# [BRIEF]
Retype all of the data exactly as given.
_ _ _ _
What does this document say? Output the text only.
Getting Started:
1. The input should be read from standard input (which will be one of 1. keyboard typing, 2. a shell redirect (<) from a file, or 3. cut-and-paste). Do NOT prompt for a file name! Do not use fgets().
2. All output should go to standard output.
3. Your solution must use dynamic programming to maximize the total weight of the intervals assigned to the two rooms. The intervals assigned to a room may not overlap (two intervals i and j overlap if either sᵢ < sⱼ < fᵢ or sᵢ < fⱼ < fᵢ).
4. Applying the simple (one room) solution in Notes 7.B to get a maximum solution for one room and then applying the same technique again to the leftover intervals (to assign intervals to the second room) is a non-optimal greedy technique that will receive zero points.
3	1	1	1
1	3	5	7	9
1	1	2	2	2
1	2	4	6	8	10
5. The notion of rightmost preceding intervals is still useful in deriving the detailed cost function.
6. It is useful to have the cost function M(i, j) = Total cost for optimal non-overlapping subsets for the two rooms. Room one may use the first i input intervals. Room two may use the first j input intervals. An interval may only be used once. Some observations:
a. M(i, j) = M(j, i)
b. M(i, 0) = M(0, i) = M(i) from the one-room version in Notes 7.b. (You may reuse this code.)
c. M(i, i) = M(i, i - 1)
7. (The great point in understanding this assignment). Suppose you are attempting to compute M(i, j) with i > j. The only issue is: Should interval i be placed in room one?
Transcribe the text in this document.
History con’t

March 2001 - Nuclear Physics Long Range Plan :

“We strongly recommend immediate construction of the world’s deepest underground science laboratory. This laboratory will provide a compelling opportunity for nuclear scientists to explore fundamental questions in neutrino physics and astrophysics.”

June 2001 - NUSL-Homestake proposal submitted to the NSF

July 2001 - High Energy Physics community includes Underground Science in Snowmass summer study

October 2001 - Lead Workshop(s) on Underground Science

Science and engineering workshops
_ _ _ _
# [TASK OUTPUT]
What does this document say? Output the text only.
Getting Started:
1. The input should be read from standard input (which will be one of 1. keyboard typing, 2. a shell redirect (<) from a file, or 3. cut-and-paste). Do NOT prompt for a file name! Do not use fgets().
2. All output should go to standard output.
3. Your solution must use dynamic programming to maximize the total weight of the intervals assigned to the two rooms. The intervals assigned to a room may not overlap (two intervals i and j overlap if either sᵢ < sⱼ < fᵢ or sᵢ < fⱼ < fᵢ).
4. Applying the simple (one room) solution in Notes 7.B to get a maximum solution for one room and then applying the same technique again to the leftover intervals (to assign intervals to the second room) is a non-optimal greedy technique that will receive zero points.
3	1	1	1
1	3	5	7	9
1	1	2	2	2
1	2	4	6	8	10
5. The notion of rightmost preceding intervals is still useful in deriving the detailed cost function.
6. It is useful to have the cost function M(i, j) = Total cost for optimal non-overlapping subsets for the two rooms. Room one may use the first i input intervals. Room two may use the first j input intervals. An interval may only be used once. Some observations:
a. M(i, j) = M(j, i)
b. M(i, 0) = M(0, i) = M(i) from the one-room version in Notes 7.b. (You may reuse this code.)
c. M(i, i) = M(i, i - 1)
7. (The great point in understanding this assignment). Suppose you are attempting to compute M(i, j) with i > j. The only issue is: Should interval i be placed in room one?
Transcribe the text in this document.
History con’t

March 2001 - Nuclear Physics Long Range Plan :

“We strongly recommend immediate construction of the world’s deepest underground science laboratory. This laboratory will provide a compelling opportunity for nuclear scientists to explore fundamental questions in neutrino physics and astrophysics.”

June 2001 - NUSL-Homestake proposal submitted to the NSF

July 2001 - High Energy Physics community includes Underground Science in Snowmass summer study

October 2001 - Lead Workshop(s) on Underground Science

Science and engineering workshops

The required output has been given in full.